═════ DATA PROVIDED

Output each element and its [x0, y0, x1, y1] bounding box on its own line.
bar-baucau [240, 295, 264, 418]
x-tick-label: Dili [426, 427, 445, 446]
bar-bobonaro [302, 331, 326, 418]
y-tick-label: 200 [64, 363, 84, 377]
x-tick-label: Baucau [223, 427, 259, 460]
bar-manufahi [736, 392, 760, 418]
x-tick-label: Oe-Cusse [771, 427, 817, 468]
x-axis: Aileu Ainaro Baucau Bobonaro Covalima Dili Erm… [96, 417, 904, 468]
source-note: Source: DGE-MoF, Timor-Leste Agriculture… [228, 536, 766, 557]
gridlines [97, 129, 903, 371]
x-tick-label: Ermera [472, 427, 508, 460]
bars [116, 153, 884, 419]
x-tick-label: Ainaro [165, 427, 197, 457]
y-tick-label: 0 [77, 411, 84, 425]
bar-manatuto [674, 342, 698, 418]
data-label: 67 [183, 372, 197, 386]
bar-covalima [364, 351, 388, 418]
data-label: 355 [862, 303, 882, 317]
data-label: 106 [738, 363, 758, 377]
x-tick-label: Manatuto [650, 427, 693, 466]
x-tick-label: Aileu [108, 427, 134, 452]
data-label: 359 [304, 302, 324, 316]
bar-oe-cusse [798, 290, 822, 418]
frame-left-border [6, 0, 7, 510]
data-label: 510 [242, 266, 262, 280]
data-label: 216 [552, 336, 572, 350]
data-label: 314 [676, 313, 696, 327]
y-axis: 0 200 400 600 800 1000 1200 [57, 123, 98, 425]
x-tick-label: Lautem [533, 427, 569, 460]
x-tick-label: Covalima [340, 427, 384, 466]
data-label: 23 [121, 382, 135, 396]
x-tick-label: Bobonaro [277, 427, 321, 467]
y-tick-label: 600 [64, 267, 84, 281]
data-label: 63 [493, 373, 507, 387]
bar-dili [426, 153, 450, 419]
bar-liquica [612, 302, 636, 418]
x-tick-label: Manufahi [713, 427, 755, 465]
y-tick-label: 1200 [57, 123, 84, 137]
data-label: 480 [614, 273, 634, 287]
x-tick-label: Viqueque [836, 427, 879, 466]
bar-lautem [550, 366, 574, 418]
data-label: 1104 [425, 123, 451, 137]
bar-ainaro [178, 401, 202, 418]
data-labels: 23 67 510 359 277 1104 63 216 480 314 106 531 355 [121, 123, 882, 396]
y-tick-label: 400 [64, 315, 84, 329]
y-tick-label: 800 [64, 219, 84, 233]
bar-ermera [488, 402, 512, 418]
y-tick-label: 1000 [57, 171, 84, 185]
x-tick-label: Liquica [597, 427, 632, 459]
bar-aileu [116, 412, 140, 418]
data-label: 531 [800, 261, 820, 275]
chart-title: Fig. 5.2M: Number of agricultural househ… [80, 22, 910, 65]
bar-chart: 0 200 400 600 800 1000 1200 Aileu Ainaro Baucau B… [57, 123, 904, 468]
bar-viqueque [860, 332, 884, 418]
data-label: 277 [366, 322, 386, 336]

══════════
═════ DATA PROVIDED

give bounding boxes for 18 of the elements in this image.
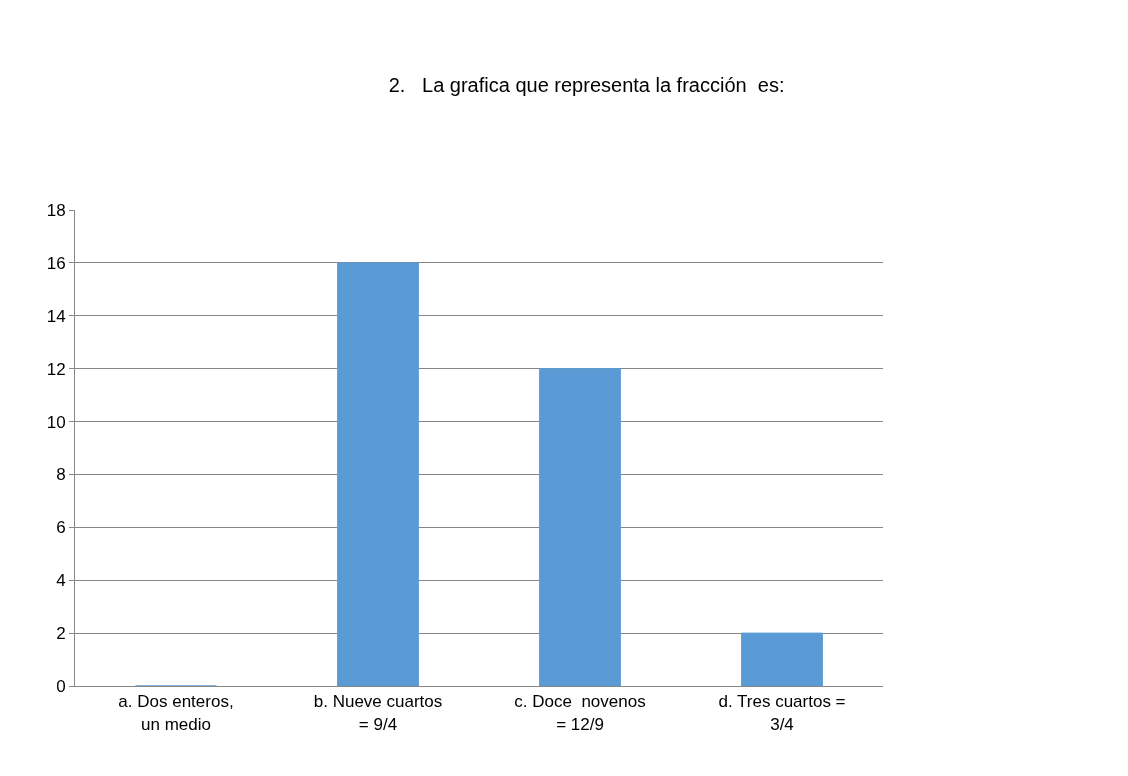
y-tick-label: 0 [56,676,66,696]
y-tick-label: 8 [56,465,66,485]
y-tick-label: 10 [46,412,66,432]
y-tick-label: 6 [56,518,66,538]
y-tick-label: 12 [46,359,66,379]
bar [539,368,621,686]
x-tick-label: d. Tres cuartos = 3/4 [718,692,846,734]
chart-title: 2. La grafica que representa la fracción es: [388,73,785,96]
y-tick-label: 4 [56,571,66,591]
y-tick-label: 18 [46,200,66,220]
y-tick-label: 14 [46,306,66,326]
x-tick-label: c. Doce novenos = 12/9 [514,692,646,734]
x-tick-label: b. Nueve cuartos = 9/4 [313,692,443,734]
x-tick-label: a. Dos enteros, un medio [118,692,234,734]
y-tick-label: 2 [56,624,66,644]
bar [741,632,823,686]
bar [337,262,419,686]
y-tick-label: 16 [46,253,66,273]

══════════
═════ DATA PROVIDED

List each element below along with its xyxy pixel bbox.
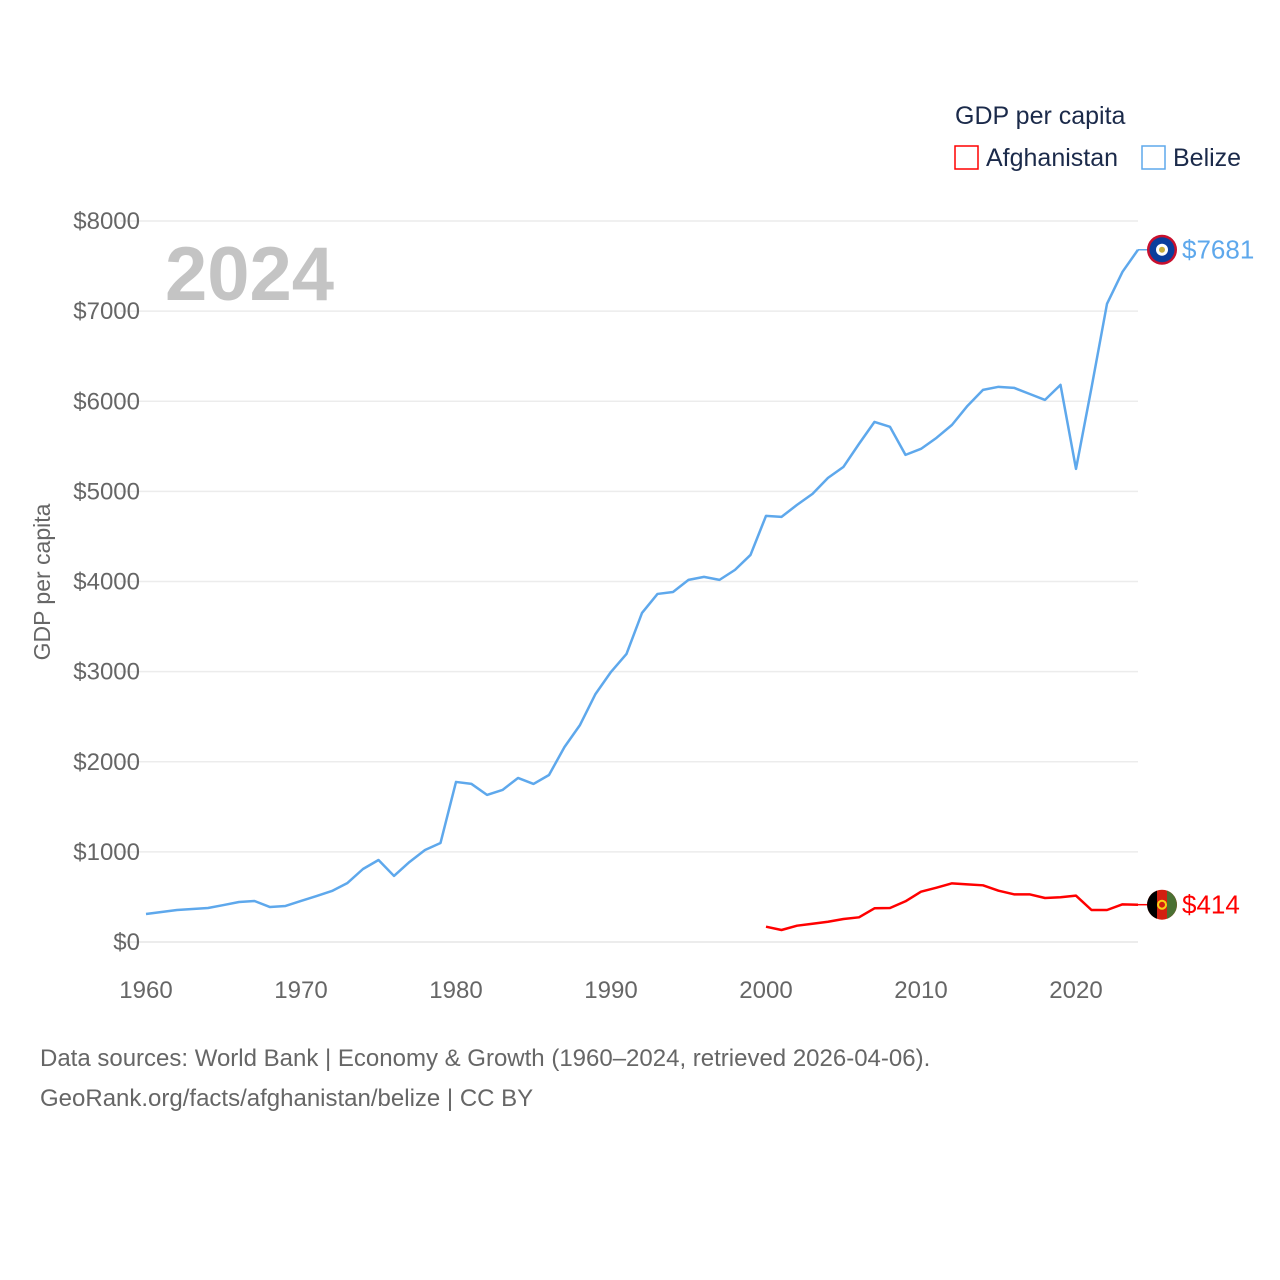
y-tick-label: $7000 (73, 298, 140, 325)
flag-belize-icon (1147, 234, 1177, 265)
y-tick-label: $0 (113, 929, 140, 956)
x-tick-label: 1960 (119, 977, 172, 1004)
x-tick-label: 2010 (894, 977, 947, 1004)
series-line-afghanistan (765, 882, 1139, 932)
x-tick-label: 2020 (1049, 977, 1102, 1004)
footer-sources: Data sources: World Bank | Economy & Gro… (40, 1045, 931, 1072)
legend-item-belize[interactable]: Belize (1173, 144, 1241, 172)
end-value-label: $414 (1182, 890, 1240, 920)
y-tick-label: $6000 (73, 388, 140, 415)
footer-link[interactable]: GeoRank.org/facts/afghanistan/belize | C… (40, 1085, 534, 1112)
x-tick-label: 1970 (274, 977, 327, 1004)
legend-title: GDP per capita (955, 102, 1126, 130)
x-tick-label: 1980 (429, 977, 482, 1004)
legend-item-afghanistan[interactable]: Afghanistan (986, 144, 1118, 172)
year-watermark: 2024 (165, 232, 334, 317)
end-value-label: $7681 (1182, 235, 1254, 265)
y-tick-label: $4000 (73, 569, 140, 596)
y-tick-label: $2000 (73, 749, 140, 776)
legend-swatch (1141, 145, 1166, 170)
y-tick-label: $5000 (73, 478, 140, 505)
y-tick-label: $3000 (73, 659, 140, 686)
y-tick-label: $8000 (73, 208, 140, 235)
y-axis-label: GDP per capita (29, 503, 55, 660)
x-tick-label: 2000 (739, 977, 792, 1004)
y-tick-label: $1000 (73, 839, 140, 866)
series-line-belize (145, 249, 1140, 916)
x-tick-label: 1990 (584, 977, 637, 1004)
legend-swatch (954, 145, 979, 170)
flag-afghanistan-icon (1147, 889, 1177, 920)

══════════

TASK GOAL →
Retype the records between the line holding "y-tick-label: $7000 (73, 298, 140, 325)" and the line holding "flag-afghanistan-icon (1147, 889, 1177, 920)", inclusive, with every character kept the same.

PROBLEM SOLUTION →
y-tick-label: $7000 (73, 298, 140, 325)
flag-belize-icon (1147, 234, 1177, 265)
y-tick-label: $0 (113, 929, 140, 956)
x-tick-label: 1960 (119, 977, 172, 1004)
x-tick-label: 2010 (894, 977, 947, 1004)
series-line-afghanistan (765, 882, 1139, 932)
x-tick-label: 2020 (1049, 977, 1102, 1004)
footer-sources: Data sources: World Bank | Economy & Gro… (40, 1045, 931, 1072)
legend-item-belize[interactable]: Belize (1173, 144, 1241, 172)
end-value-label: $414 (1182, 890, 1240, 920)
y-tick-label: $6000 (73, 388, 140, 415)
footer-link[interactable]: GeoRank.org/facts/afghanistan/belize | C… (40, 1085, 534, 1112)
x-tick-label: 1970 (274, 977, 327, 1004)
legend-title: GDP per capita (955, 102, 1126, 130)
x-tick-label: 1980 (429, 977, 482, 1004)
legend-item-afghanistan[interactable]: Afghanistan (986, 144, 1118, 172)
year-watermark: 2024 (165, 232, 334, 317)
end-value-label: $7681 (1182, 235, 1254, 265)
y-tick-label: $4000 (73, 569, 140, 596)
y-tick-label: $2000 (73, 749, 140, 776)
legend-swatch (1141, 145, 1166, 170)
y-tick-label: $5000 (73, 478, 140, 505)
y-tick-label: $3000 (73, 659, 140, 686)
y-tick-label: $8000 (73, 208, 140, 235)
y-axis-label: GDP per capita (29, 503, 55, 660)
x-tick-label: 2000 (739, 977, 792, 1004)
y-tick-label: $1000 (73, 839, 140, 866)
series-line-belize (145, 249, 1140, 916)
x-tick-label: 1990 (584, 977, 637, 1004)
legend-swatch (954, 145, 979, 170)
flag-afghanistan-icon (1147, 889, 1177, 920)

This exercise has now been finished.